Exercise: Count the lines in the records below that contain the word "timeouts", and reply with only that number.

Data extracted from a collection
+++++
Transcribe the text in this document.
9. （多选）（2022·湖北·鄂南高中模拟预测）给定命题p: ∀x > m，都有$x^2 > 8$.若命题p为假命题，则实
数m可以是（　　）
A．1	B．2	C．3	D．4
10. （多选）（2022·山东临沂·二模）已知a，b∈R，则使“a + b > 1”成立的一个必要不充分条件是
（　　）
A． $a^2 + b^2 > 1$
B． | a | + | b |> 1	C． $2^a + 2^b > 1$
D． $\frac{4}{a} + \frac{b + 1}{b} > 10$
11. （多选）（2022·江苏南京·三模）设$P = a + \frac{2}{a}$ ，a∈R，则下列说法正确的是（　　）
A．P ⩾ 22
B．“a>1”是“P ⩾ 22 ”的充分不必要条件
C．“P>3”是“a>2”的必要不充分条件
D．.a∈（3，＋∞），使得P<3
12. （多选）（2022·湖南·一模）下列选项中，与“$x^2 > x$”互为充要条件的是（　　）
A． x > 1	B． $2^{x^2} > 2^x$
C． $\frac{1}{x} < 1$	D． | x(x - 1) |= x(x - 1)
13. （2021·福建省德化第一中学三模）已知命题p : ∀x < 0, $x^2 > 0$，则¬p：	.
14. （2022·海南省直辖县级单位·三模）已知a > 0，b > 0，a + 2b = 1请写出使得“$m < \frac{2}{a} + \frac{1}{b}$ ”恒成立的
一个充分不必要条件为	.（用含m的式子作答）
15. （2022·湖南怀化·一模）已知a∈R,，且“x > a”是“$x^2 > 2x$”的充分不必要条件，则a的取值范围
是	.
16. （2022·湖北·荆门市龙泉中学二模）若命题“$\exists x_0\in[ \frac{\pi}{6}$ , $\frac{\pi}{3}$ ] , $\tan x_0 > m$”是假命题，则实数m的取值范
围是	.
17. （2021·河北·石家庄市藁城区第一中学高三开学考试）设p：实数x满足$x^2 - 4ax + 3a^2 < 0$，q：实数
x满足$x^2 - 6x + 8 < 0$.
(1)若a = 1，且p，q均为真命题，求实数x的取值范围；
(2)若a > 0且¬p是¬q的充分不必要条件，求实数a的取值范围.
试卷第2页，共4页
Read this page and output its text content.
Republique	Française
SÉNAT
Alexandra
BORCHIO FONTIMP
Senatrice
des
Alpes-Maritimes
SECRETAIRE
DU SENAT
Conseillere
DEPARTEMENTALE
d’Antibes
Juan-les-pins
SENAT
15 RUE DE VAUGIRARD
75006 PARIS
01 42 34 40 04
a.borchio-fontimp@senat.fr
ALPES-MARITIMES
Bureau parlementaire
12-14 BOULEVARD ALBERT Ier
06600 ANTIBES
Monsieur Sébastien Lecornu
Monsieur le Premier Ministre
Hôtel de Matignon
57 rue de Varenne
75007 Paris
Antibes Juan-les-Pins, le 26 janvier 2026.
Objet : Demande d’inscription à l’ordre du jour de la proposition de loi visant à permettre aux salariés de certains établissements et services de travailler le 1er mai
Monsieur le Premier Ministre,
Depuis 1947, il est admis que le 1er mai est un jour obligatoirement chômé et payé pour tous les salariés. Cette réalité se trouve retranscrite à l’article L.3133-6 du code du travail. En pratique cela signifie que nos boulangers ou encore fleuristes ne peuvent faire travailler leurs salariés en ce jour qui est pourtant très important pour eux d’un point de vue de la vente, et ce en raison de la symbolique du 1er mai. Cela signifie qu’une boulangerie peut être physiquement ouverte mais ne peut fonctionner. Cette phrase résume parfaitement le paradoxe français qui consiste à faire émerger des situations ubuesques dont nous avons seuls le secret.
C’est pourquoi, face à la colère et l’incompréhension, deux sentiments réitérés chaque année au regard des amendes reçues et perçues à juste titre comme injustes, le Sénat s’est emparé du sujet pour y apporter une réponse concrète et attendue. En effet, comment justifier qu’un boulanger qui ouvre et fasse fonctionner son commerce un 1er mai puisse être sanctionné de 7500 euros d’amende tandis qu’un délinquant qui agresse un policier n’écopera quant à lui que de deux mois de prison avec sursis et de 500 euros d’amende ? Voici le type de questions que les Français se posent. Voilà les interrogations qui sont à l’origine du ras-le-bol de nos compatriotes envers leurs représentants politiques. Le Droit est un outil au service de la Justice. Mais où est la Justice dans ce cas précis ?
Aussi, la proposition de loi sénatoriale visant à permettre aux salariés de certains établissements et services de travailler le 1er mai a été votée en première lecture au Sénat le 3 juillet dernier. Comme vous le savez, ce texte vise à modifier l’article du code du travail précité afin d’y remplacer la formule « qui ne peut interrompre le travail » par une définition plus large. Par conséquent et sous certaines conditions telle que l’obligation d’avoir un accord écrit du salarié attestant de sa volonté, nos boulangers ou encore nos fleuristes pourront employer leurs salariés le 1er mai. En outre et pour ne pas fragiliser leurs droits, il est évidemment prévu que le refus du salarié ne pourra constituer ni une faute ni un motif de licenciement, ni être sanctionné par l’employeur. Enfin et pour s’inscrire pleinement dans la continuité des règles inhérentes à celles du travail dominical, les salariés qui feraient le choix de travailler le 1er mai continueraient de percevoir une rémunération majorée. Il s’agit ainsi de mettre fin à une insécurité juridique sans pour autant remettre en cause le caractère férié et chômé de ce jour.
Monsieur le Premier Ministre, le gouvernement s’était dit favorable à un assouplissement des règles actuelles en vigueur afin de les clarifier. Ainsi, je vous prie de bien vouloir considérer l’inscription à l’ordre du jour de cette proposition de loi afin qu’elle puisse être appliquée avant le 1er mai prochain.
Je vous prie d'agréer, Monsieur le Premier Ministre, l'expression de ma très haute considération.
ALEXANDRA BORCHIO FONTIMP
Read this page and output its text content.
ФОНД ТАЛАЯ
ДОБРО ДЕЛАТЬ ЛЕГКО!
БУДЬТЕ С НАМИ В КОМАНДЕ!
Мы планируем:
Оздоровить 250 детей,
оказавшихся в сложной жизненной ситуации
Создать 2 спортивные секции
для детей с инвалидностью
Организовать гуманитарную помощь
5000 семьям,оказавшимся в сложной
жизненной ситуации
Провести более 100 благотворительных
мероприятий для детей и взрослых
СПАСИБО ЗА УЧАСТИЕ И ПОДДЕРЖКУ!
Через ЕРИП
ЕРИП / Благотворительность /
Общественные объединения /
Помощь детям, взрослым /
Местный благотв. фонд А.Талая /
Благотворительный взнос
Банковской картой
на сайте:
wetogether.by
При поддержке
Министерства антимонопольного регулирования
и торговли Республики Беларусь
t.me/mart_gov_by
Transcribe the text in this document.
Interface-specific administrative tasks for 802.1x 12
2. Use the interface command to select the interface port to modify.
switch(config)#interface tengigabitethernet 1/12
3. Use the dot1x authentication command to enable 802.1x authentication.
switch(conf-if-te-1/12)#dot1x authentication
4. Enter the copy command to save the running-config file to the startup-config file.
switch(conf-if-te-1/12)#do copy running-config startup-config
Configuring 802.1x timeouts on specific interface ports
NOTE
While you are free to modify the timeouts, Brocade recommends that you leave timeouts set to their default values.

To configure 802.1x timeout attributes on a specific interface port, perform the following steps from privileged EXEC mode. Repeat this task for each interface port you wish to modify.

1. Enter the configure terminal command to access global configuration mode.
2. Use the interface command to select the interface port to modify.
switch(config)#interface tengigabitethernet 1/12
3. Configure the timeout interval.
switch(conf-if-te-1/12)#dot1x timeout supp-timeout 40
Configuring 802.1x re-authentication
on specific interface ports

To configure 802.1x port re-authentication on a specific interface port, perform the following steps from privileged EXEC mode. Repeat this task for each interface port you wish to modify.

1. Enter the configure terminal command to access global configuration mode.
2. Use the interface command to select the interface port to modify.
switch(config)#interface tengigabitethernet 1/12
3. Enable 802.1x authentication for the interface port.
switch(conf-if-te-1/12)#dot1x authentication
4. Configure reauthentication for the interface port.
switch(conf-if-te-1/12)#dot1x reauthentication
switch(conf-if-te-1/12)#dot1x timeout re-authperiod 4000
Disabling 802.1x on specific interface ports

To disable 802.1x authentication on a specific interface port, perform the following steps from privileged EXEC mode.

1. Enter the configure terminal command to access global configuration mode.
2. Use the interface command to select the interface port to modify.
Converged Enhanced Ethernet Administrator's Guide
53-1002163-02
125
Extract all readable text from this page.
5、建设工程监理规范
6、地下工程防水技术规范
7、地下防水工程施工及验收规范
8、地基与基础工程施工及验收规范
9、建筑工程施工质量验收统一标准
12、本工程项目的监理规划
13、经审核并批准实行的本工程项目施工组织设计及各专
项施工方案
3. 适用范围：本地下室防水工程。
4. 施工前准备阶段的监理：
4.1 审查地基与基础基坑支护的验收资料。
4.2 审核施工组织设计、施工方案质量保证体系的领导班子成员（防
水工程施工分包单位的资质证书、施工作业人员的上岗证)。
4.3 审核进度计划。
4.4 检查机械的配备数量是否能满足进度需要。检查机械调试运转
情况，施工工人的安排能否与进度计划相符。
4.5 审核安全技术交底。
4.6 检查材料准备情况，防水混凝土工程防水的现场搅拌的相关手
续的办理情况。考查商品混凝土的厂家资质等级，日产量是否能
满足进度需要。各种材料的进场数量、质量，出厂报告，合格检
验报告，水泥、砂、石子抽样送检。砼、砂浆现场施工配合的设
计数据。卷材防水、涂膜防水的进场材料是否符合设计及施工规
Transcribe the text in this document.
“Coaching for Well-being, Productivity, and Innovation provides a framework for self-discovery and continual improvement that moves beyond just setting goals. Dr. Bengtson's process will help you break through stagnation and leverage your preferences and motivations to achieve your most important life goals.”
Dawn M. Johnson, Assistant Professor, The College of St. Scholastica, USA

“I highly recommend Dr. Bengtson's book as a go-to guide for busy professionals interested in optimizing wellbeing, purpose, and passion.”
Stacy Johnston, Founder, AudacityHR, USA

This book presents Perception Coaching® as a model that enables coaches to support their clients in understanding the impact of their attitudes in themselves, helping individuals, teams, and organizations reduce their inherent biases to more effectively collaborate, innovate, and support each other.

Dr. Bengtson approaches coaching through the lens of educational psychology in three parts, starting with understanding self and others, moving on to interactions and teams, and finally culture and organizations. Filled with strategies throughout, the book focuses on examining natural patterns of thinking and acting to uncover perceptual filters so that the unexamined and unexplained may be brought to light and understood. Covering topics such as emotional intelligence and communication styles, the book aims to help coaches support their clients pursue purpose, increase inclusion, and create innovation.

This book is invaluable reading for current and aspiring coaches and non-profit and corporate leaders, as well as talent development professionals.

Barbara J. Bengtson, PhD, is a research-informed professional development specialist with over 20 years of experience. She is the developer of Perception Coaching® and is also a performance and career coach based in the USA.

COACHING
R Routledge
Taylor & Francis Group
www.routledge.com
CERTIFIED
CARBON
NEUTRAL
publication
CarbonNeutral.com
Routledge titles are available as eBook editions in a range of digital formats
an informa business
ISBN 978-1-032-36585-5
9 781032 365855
+++++
Answer: 2